### [Excerpted records]

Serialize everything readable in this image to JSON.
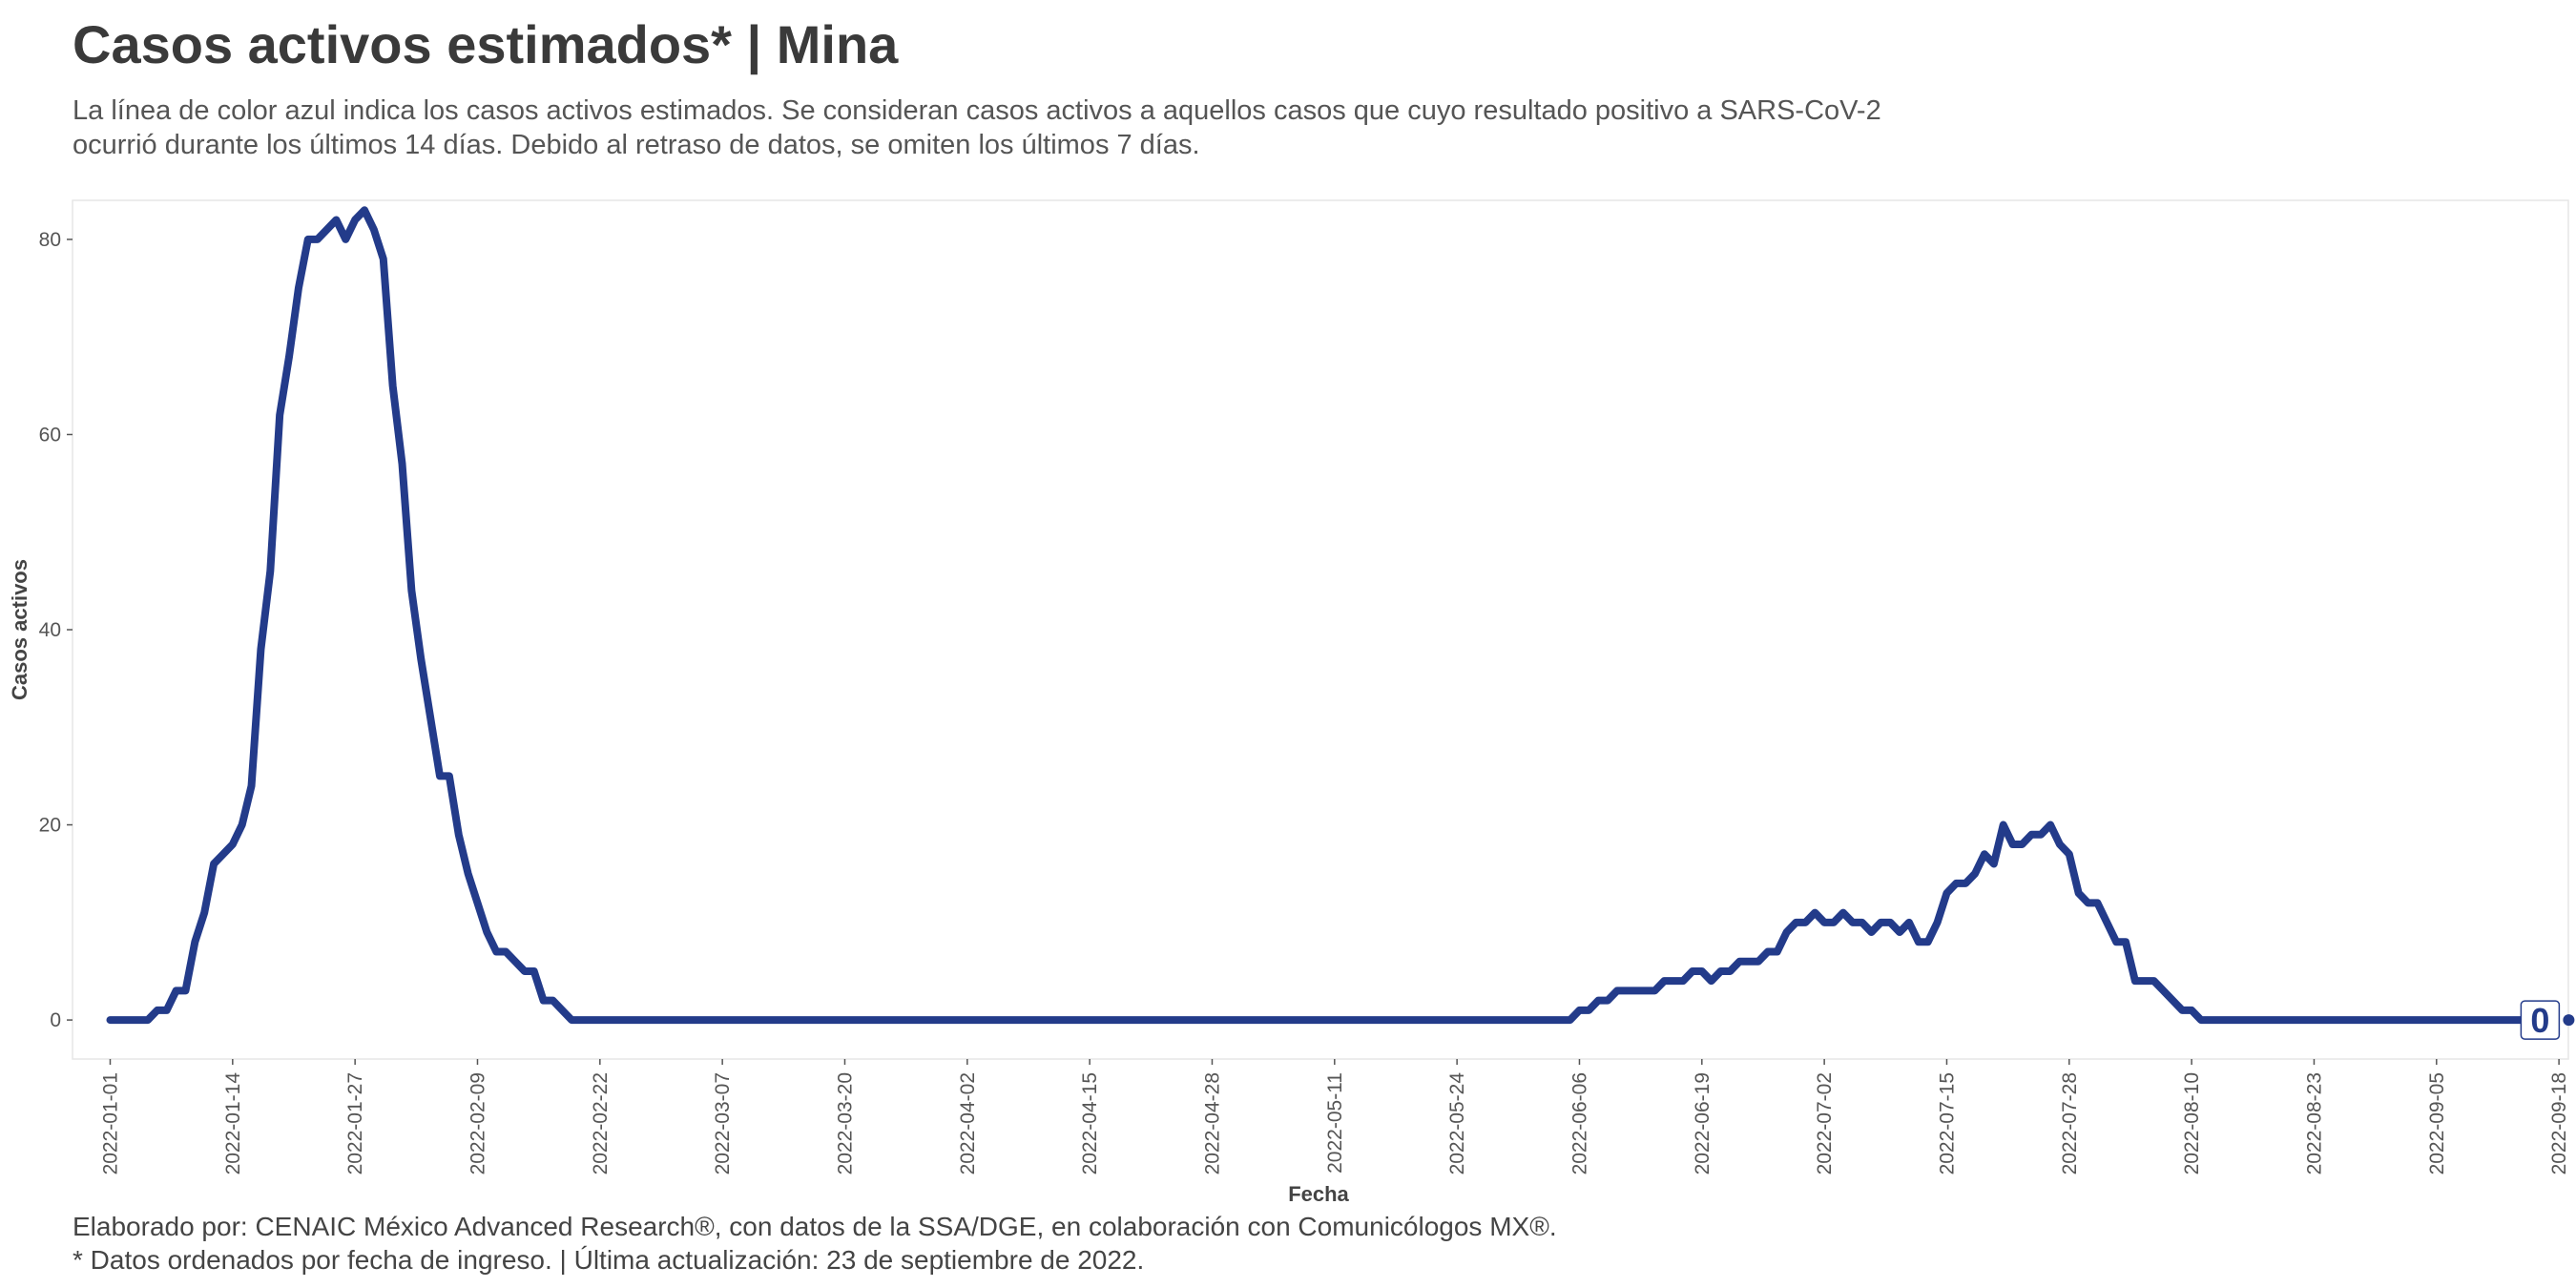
{
  "header": {
    "title": "Casos activos estimados* | Mina",
    "subtitle": "La línea de color azul indica los casos activos estimados. Se consideran casos activos a aquellos casos que cuyo resultado positivo a SARS-CoV-2 ocurrió durante los últimos 14 días. Debido al retraso de datos, se omiten los últimos 7 días."
  },
  "footer": {
    "line1": "Elaborado por: CENAIC México Advanced Research®, con datos de la SSA/DGE, en colaboración con Comunicólogos MX®.",
    "line2": "* Datos ordenados por fecha de ingreso. | Última actualización: 23 de septiembre de 2022."
  },
  "colors": {
    "line": "#233b8a",
    "panel_border": "#e6e6e6",
    "text": "#3d3d3d"
  },
  "chart_data": {
    "type": "line",
    "title": "Casos activos estimados* | Mina",
    "xlabel": "Fecha",
    "ylabel": "Casos activos",
    "ylim": [
      -4,
      84
    ],
    "y_ticks": [
      "0",
      "20",
      "40",
      "60",
      "80"
    ],
    "x_ticks": [
      "2022-01-01",
      "2022-01-14",
      "2022-01-27",
      "2022-02-09",
      "2022-02-22",
      "2022-03-07",
      "2022-03-20",
      "2022-04-02",
      "2022-04-15",
      "2022-04-28",
      "2022-05-11",
      "2022-05-24",
      "2022-06-06",
      "2022-06-19",
      "2022-07-02",
      "2022-07-15",
      "2022-07-28",
      "2022-08-10",
      "2022-08-23",
      "2022-09-05",
      "2022-09-18"
    ],
    "x_range": [
      "2021-12-28",
      "2022-09-19"
    ],
    "grid": false,
    "end_label": "0",
    "series": [
      {
        "points": [
          [
            "2022-01-01",
            0
          ],
          [
            "2022-01-05",
            0
          ],
          [
            "2022-01-06",
            1
          ],
          [
            "2022-01-07",
            1
          ],
          [
            "2022-01-08",
            3
          ],
          [
            "2022-01-09",
            3
          ],
          [
            "2022-01-10",
            8
          ],
          [
            "2022-01-11",
            11
          ],
          [
            "2022-01-12",
            16
          ],
          [
            "2022-01-13",
            17
          ],
          [
            "2022-01-14",
            18
          ],
          [
            "2022-01-15",
            20
          ],
          [
            "2022-01-16",
            24
          ],
          [
            "2022-01-17",
            38
          ],
          [
            "2022-01-18",
            46
          ],
          [
            "2022-01-19",
            62
          ],
          [
            "2022-01-20",
            68
          ],
          [
            "2022-01-21",
            75
          ],
          [
            "2022-01-22",
            80
          ],
          [
            "2022-01-23",
            80
          ],
          [
            "2022-01-24",
            81
          ],
          [
            "2022-01-25",
            82
          ],
          [
            "2022-01-26",
            80
          ],
          [
            "2022-01-27",
            82
          ],
          [
            "2022-01-28",
            83
          ],
          [
            "2022-01-29",
            81
          ],
          [
            "2022-01-30",
            78
          ],
          [
            "2022-01-31",
            65
          ],
          [
            "2022-02-01",
            57
          ],
          [
            "2022-02-02",
            44
          ],
          [
            "2022-02-03",
            37
          ],
          [
            "2022-02-04",
            31
          ],
          [
            "2022-02-05",
            25
          ],
          [
            "2022-02-06",
            25
          ],
          [
            "2022-02-07",
            19
          ],
          [
            "2022-02-08",
            15
          ],
          [
            "2022-02-09",
            12
          ],
          [
            "2022-02-10",
            9
          ],
          [
            "2022-02-11",
            7
          ],
          [
            "2022-02-12",
            7
          ],
          [
            "2022-02-13",
            6
          ],
          [
            "2022-02-14",
            5
          ],
          [
            "2022-02-15",
            5
          ],
          [
            "2022-02-16",
            2
          ],
          [
            "2022-02-17",
            2
          ],
          [
            "2022-02-18",
            1
          ],
          [
            "2022-02-19",
            0
          ],
          [
            "2022-06-05",
            0
          ],
          [
            "2022-06-06",
            1
          ],
          [
            "2022-06-07",
            1
          ],
          [
            "2022-06-08",
            2
          ],
          [
            "2022-06-09",
            2
          ],
          [
            "2022-06-10",
            3
          ],
          [
            "2022-06-11",
            3
          ],
          [
            "2022-06-12",
            3
          ],
          [
            "2022-06-13",
            3
          ],
          [
            "2022-06-14",
            3
          ],
          [
            "2022-06-15",
            4
          ],
          [
            "2022-06-16",
            4
          ],
          [
            "2022-06-17",
            4
          ],
          [
            "2022-06-18",
            5
          ],
          [
            "2022-06-19",
            5
          ],
          [
            "2022-06-20",
            4
          ],
          [
            "2022-06-21",
            5
          ],
          [
            "2022-06-22",
            5
          ],
          [
            "2022-06-23",
            6
          ],
          [
            "2022-06-24",
            6
          ],
          [
            "2022-06-25",
            6
          ],
          [
            "2022-06-26",
            7
          ],
          [
            "2022-06-27",
            7
          ],
          [
            "2022-06-28",
            9
          ],
          [
            "2022-06-29",
            10
          ],
          [
            "2022-06-30",
            10
          ],
          [
            "2022-07-01",
            11
          ],
          [
            "2022-07-02",
            10
          ],
          [
            "2022-07-03",
            10
          ],
          [
            "2022-07-04",
            11
          ],
          [
            "2022-07-05",
            10
          ],
          [
            "2022-07-06",
            10
          ],
          [
            "2022-07-07",
            9
          ],
          [
            "2022-07-08",
            10
          ],
          [
            "2022-07-09",
            10
          ],
          [
            "2022-07-10",
            9
          ],
          [
            "2022-07-11",
            10
          ],
          [
            "2022-07-12",
            8
          ],
          [
            "2022-07-13",
            8
          ],
          [
            "2022-07-14",
            10
          ],
          [
            "2022-07-15",
            13
          ],
          [
            "2022-07-16",
            14
          ],
          [
            "2022-07-17",
            14
          ],
          [
            "2022-07-18",
            15
          ],
          [
            "2022-07-19",
            17
          ],
          [
            "2022-07-20",
            16
          ],
          [
            "2022-07-21",
            20
          ],
          [
            "2022-07-22",
            18
          ],
          [
            "2022-07-23",
            18
          ],
          [
            "2022-07-24",
            19
          ],
          [
            "2022-07-25",
            19
          ],
          [
            "2022-07-26",
            20
          ],
          [
            "2022-07-27",
            18
          ],
          [
            "2022-07-28",
            17
          ],
          [
            "2022-07-29",
            13
          ],
          [
            "2022-07-30",
            12
          ],
          [
            "2022-07-31",
            12
          ],
          [
            "2022-08-01",
            10
          ],
          [
            "2022-08-02",
            8
          ],
          [
            "2022-08-03",
            8
          ],
          [
            "2022-08-04",
            4
          ],
          [
            "2022-08-05",
            4
          ],
          [
            "2022-08-06",
            4
          ],
          [
            "2022-08-07",
            3
          ],
          [
            "2022-08-08",
            2
          ],
          [
            "2022-08-09",
            1
          ],
          [
            "2022-08-10",
            1
          ],
          [
            "2022-08-11",
            0
          ],
          [
            "2022-09-16",
            0
          ]
        ]
      }
    ]
  }
}
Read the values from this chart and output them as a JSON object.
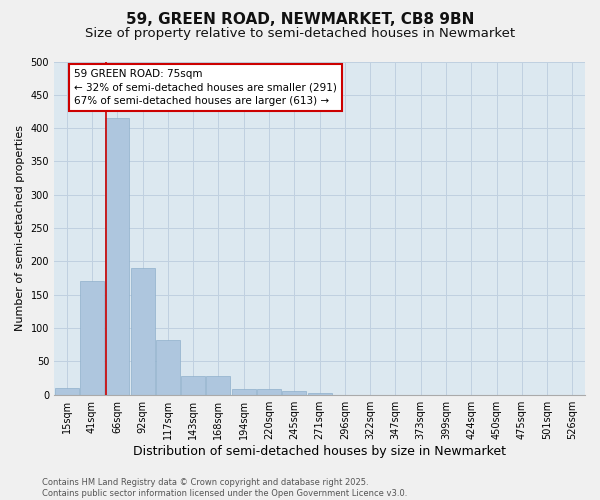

### [Work to do]
Using the data above, copy each line that contains "this".

### [Finished exercise]
Serialize everything readable in this image to JSON.
Read the values from this chart and output them as a JSON object.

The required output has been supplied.